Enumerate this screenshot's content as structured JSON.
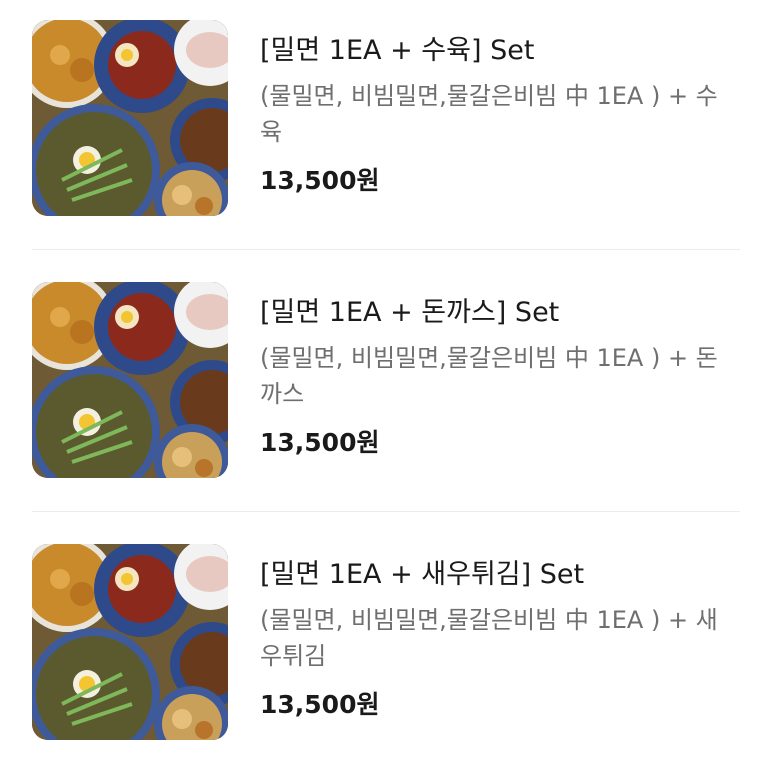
{
  "menu": {
    "items": [
      {
        "title": "[밀면 1EA + 수육] Set",
        "desc": "(물밀면, 비빔밀면,물갈은비빔 中 1EA ) + 수육",
        "price": "13,500원"
      },
      {
        "title": "[밀면 1EA + 돈까스] Set",
        "desc": "(물밀면, 비빔밀면,물갈은비빔 中 1EA ) + 돈까스",
        "price": "13,500원"
      },
      {
        "title": "[밀면 1EA + 새우튀김] Set",
        "desc": "(물밀면, 비빔밀면,물갈은비빔 中 1EA ) + 새우튀김",
        "price": "13,500원"
      }
    ]
  },
  "colors": {
    "title": "#1a1a1a",
    "desc": "#6f6f6f",
    "divider": "#ececec",
    "bowl_blue": "#2f4a8a"
  }
}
== == ==
■ INSTRUCTIONS TO FOLLOW
Write down only the number of lines that contain the string "물갈은비빔" in the listing.

■ TASK ANSWER
3